**Input data:**
———

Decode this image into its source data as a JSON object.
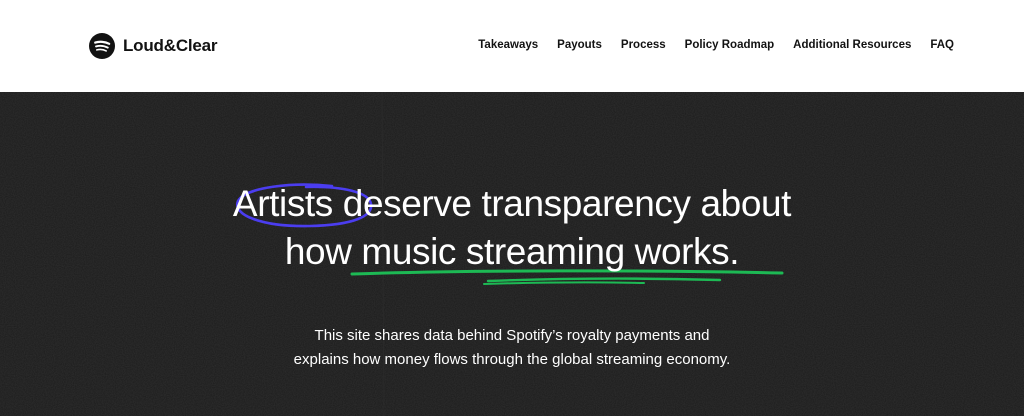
{
  "brand": {
    "name": "Loud&Clear",
    "icon": "spotify-logo-icon"
  },
  "nav": {
    "items": [
      {
        "label": "Takeaways"
      },
      {
        "label": "Payouts"
      },
      {
        "label": "Process"
      },
      {
        "label": "Policy Roadmap"
      },
      {
        "label": "Additional Resources"
      },
      {
        "label": "FAQ"
      }
    ]
  },
  "hero": {
    "headline_line1": "Artists deserve transparency about",
    "headline_line2": "how music streaming works.",
    "subtext_line1": "This site shares data behind Spotify’s royalty payments and",
    "subtext_line2": "explains how money flows through the global streaming economy."
  },
  "colors": {
    "header_bg": "#ffffff",
    "hero_bg": "#1b1b1b",
    "circle_accent": "#4b3df0",
    "underline_accent": "#1db954",
    "text_dark": "#121212",
    "text_light": "#ffffff"
  }
}
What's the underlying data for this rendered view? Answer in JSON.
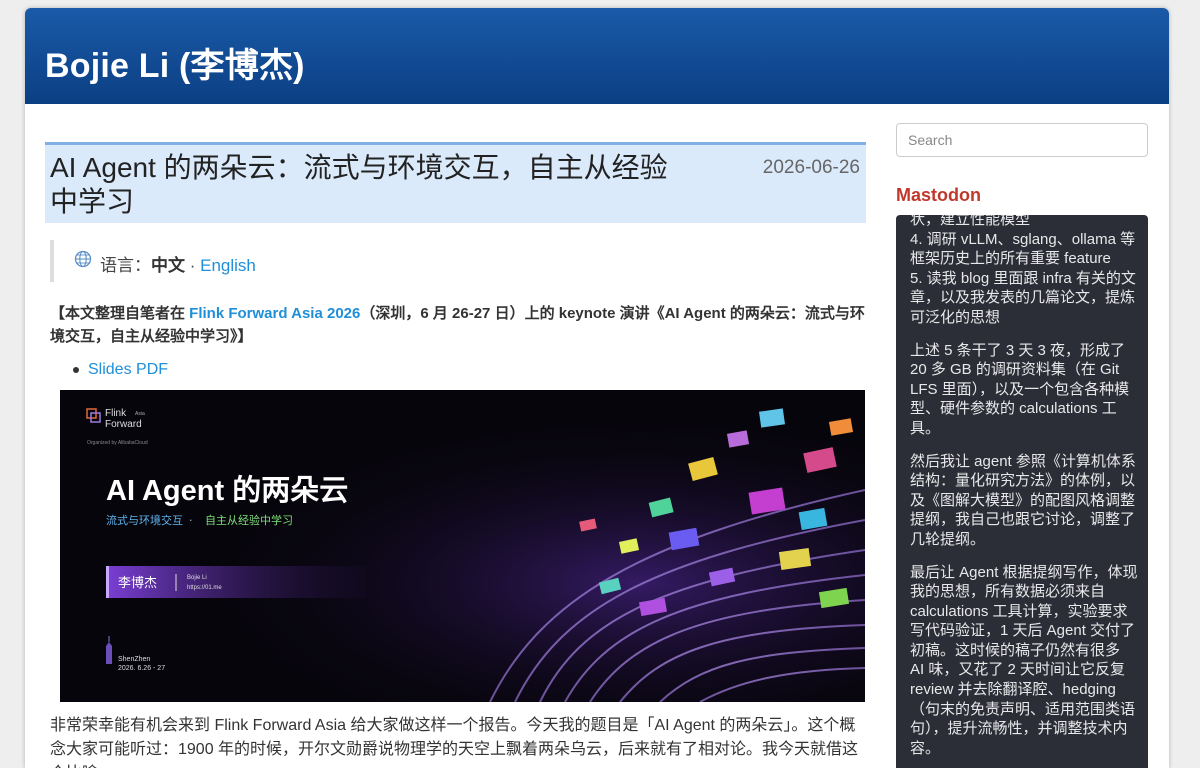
{
  "site": {
    "title": "Bojie Li (李博杰)"
  },
  "post": {
    "title": "AI Agent 的两朵云：流式与环境交互，自主从经验中学习",
    "date": "2026-06-26",
    "language": {
      "label": "语言：",
      "current": "中文",
      "sep": " · ",
      "alt": "English"
    },
    "intro": {
      "prefix": "【本文整理自笔者在 ",
      "link": "Flink Forward Asia 2026",
      "suffix": "（深圳，6 月 26-27 日）上的 keynote 演讲《AI Agent 的两朵云：流式与环境交互，自主从经验中学习》】"
    },
    "slides_link": "Slides PDF",
    "slide": {
      "brand_line1": "Flink",
      "brand_line2": "Forward",
      "brand_tag": "Asia",
      "organizer": "Organized by AlibabaCloud",
      "headline": "AI Agent 的两朵云",
      "sub_left": "流式与环境交互",
      "sub_dot": "·",
      "sub_right": "自主从经验中学习",
      "speaker": "李博杰",
      "speaker_en": "Bojie Li",
      "speaker_url": "https://01.me",
      "city": "ShenZhen",
      "dates": "2026. 6.26 - 27"
    },
    "body": "非常荣幸能有机会来到 Flink Forward Asia 给大家做这样一个报告。今天我的题目是「AI Agent 的两朵云」。这个概念大家可能听过：1900 年的时候，开尔文勋爵说物理学的天空上飘着两朵乌云，后来就有了相对论。我今天就借这个比喻，"
  },
  "sidebar": {
    "search_placeholder": "Search",
    "mastodon_heading": "Mastodon",
    "toots": [
      "状，建立性能模型\n4. 调研 vLLM、sglang、ollama 等框架历史上的所有重要 feature\n5. 读我 blog 里面跟 infra 有关的文章，以及我发表的几篇论文，提炼可泛化的思想",
      "上述 5 条干了 3 天 3 夜，形成了 20 多 GB 的调研资料集（在 Git LFS 里面），以及一个包含各种模型、硬件参数的 calculations 工具。",
      "然后我让 agent 参照《计算机体系结构：量化研究方法》的体例，以及《图解大模型》的配图风格调整提纲，我自己也跟它讨论，调整了几轮提纲。",
      "最后让 Agent 根据提纲写作，体现我的思想，所有数据必须来自 calculations 工具计算，实验要求写代码验证，1 天后 Agent 交付了初稿。这时候的稿子仍然有很多 AI 味，又花了 2 天时间让它反复 review 并去除翻译腔、hedging（句末的免责声明、适用范围类语句），提升流畅性，并调整技术内容。"
    ]
  },
  "colors": {
    "header": "#0b3f83",
    "link": "#1e8fd8",
    "mastodon_bg": "#2b2e36",
    "mastodon_heading": "#c0392b"
  }
}
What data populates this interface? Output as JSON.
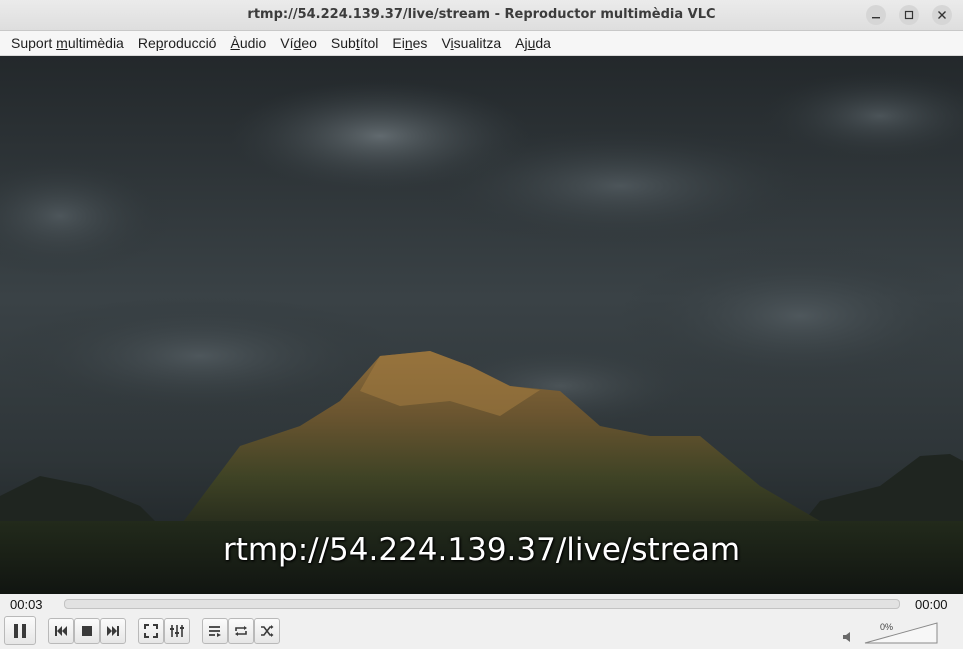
{
  "window": {
    "title": "rtmp://54.224.139.37/live/stream - Reproductor multimèdia VLC"
  },
  "menu": [
    {
      "pre": "Suport ",
      "key": "m",
      "post": "ultimèdia"
    },
    {
      "pre": "Re",
      "key": "p",
      "post": "roducció"
    },
    {
      "pre": "",
      "key": "À",
      "post": "udio"
    },
    {
      "pre": "Ví",
      "key": "d",
      "post": "eo"
    },
    {
      "pre": "Sub",
      "key": "t",
      "post": "ítol"
    },
    {
      "pre": "Ei",
      "key": "n",
      "post": "es"
    },
    {
      "pre": "V",
      "key": "i",
      "post": "sualitza"
    },
    {
      "pre": "Aj",
      "key": "u",
      "post": "da"
    }
  ],
  "video": {
    "overlay_text": "rtmp://54.224.139.37/live/stream"
  },
  "playback": {
    "elapsed": "00:03",
    "remaining": "00:00",
    "progress": 0
  },
  "volume": {
    "label": "0%",
    "level": 0
  },
  "icons": {
    "pause": "pause-icon",
    "previous": "previous-icon",
    "stop": "stop-icon",
    "next": "next-icon",
    "fullscreen": "fullscreen-icon",
    "extended": "extended-settings-icon",
    "playlist": "playlist-icon",
    "loop": "loop-icon",
    "shuffle": "shuffle-icon",
    "speaker": "speaker-icon"
  }
}
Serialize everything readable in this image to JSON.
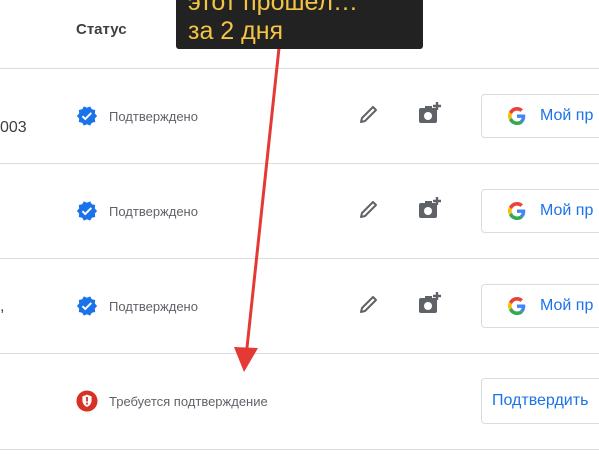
{
  "header": {
    "status_label": "Статус"
  },
  "annotation": {
    "line1": "этот прошёл…",
    "line2": "за 2 дня"
  },
  "rows": [
    {
      "left_text": "003",
      "status": "Подтверждено",
      "status_icon": "verified-check-icon",
      "action_label": "Мой пр"
    },
    {
      "left_text": "",
      "status": "Подтверждено",
      "status_icon": "verified-check-icon",
      "action_label": "Мой пр"
    },
    {
      "left_text": ",",
      "status": "Подтверждено",
      "status_icon": "verified-check-icon",
      "action_label": "Мой пр"
    },
    {
      "left_text": "",
      "status": "Требуется подтверждение",
      "status_icon": "alert-shield-icon",
      "action_label": "Подтвердить"
    }
  ],
  "colors": {
    "verified": "#1a73e8",
    "alert": "#d93025",
    "link": "#1a73e8",
    "annotation_bg": "#222222",
    "annotation_text": "#f4c542",
    "arrow": "#e53935"
  }
}
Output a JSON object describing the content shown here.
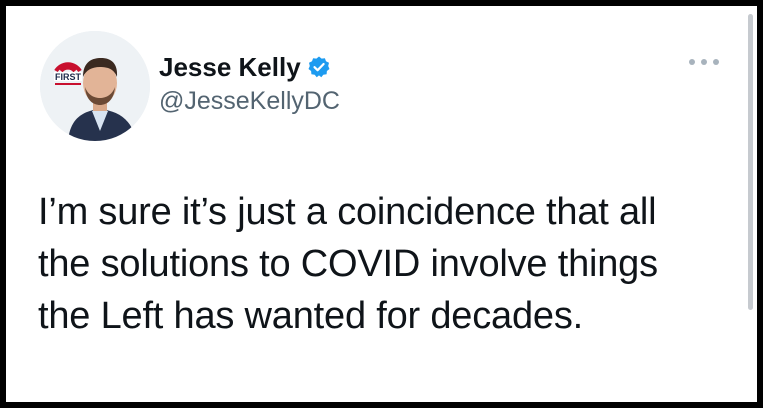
{
  "tweet": {
    "author": {
      "display_name": "Jesse Kelly",
      "handle": "@JesseKellyDC",
      "verified": true,
      "avatar_icon": "profile-photo-icon",
      "avatar_logo_text": "FIRST"
    },
    "text_lines": [
      "I’m sure it’s just a coincidence that all",
      "the solutions to COVID involve things",
      "the Left has wanted for decades."
    ],
    "more_icon": "more-options-icon"
  },
  "colors": {
    "verified": "#1d9bf0",
    "text": "#0f1419",
    "secondary": "#536471",
    "logo_red": "#c8102e",
    "logo_navy": "#1c2a4a"
  }
}
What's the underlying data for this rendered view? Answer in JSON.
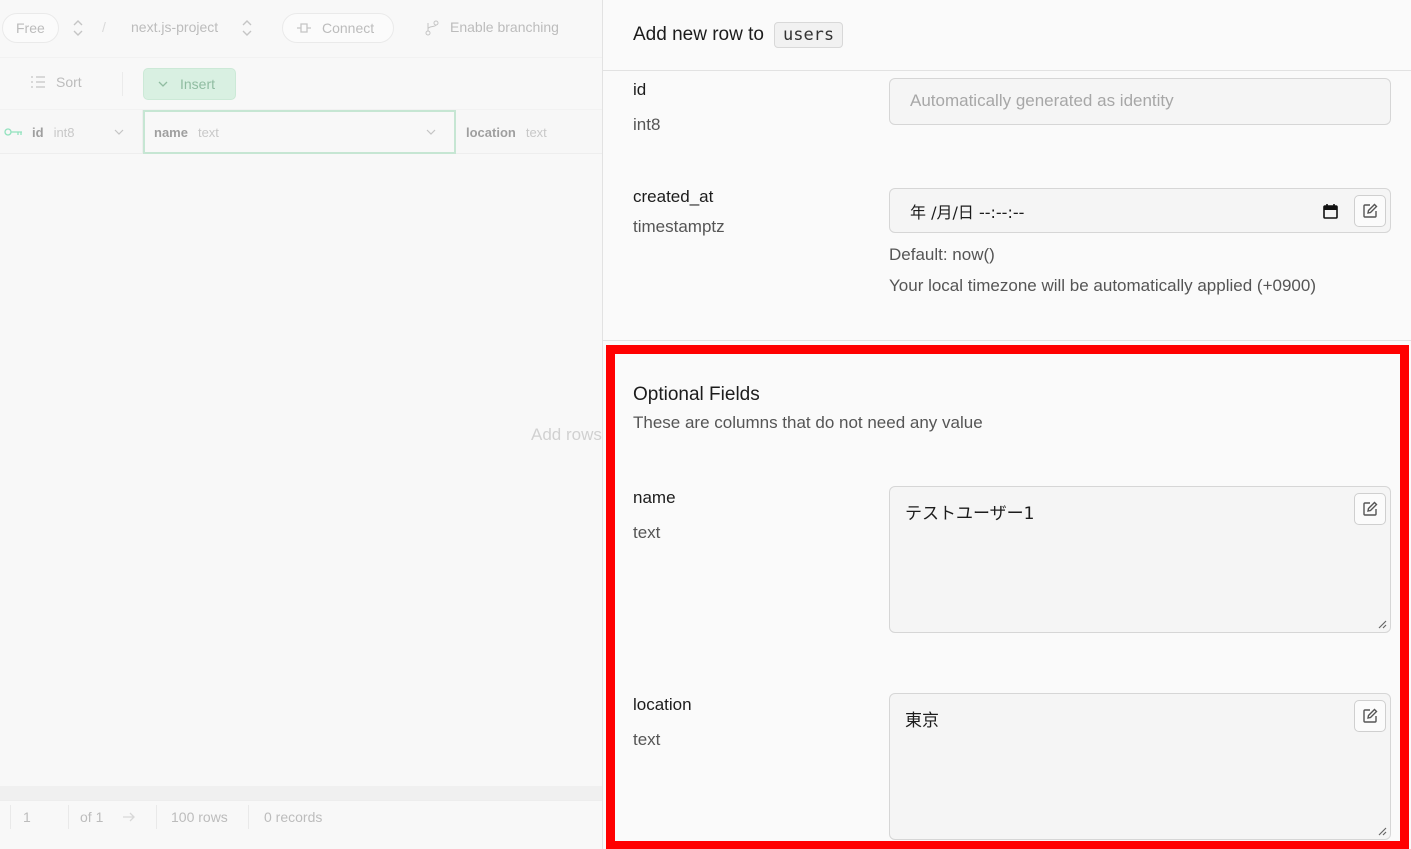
{
  "topbar": {
    "plan_badge": "Free",
    "project_name": "next.js-project",
    "connect_label": "Connect",
    "branching_label": "Enable branching"
  },
  "toolbar": {
    "sort_label": "Sort",
    "insert_label": "Insert"
  },
  "grid": {
    "columns": [
      {
        "name": "id",
        "type": "int8"
      },
      {
        "name": "name",
        "type": "text"
      },
      {
        "name": "location",
        "type": "text"
      }
    ],
    "empty_message": "Add rows"
  },
  "footer": {
    "page": "1",
    "of_pages": "of 1",
    "rows_per_page": "100 rows",
    "records": "0 records"
  },
  "panel": {
    "title": "Add new row to",
    "table_name": "users",
    "fields": {
      "id": {
        "label": "id",
        "type": "int8",
        "placeholder": "Automatically generated as identity"
      },
      "created_at": {
        "label": "created_at",
        "type": "timestamptz",
        "value": "年 /月/日 --:--:--",
        "default_note": "Default: now()",
        "timezone_note": "Your local timezone will be automatically applied (+0900)"
      }
    },
    "optional": {
      "title": "Optional Fields",
      "description": "These are columns that do not need any value",
      "name": {
        "label": "name",
        "type": "text",
        "value": "テストユーザー1"
      },
      "location": {
        "label": "location",
        "type": "text",
        "value": "東京"
      }
    }
  },
  "colors": {
    "highlight_border": "#ff0000",
    "brand_green": "#3ecf8e"
  }
}
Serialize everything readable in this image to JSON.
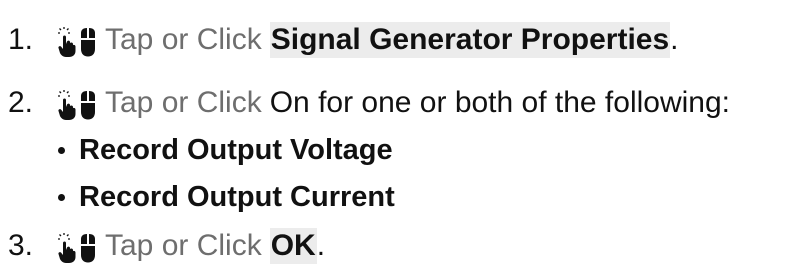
{
  "steps": [
    {
      "number": "1.",
      "icon_names": [
        "tap-hand-icon",
        "mouse-click-icon"
      ],
      "action": "Tap or Click",
      "target": "Signal Generator Properties",
      "suffix": "."
    },
    {
      "number": "2.",
      "icon_names": [
        "tap-hand-icon",
        "mouse-click-icon"
      ],
      "action": "Tap or Click",
      "text": "On for one or both of the following:",
      "options": [
        "Record Output Voltage",
        "Record Output Current"
      ]
    },
    {
      "number": "3.",
      "icon_names": [
        "tap-hand-icon",
        "mouse-click-icon"
      ],
      "action": "Tap or Click",
      "target": "OK",
      "suffix": "."
    }
  ],
  "colors": {
    "action_text": "#6e6e6e",
    "highlight_bg": "#ececec",
    "body_text": "#111111"
  }
}
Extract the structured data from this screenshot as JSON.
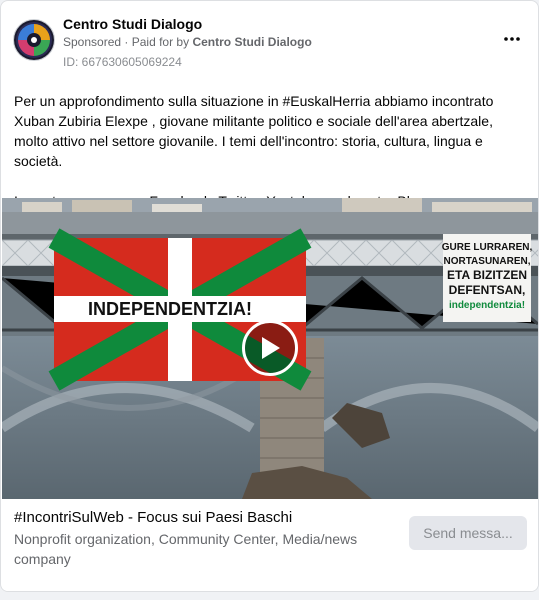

———

**Stated task:**
Identify and copy lines that hold the string "streaming".

**Result for this exercise:**
    "headline_line2": "how music streaming works.",
    "subtext_line2": "explains how money flows through the global streaming economy."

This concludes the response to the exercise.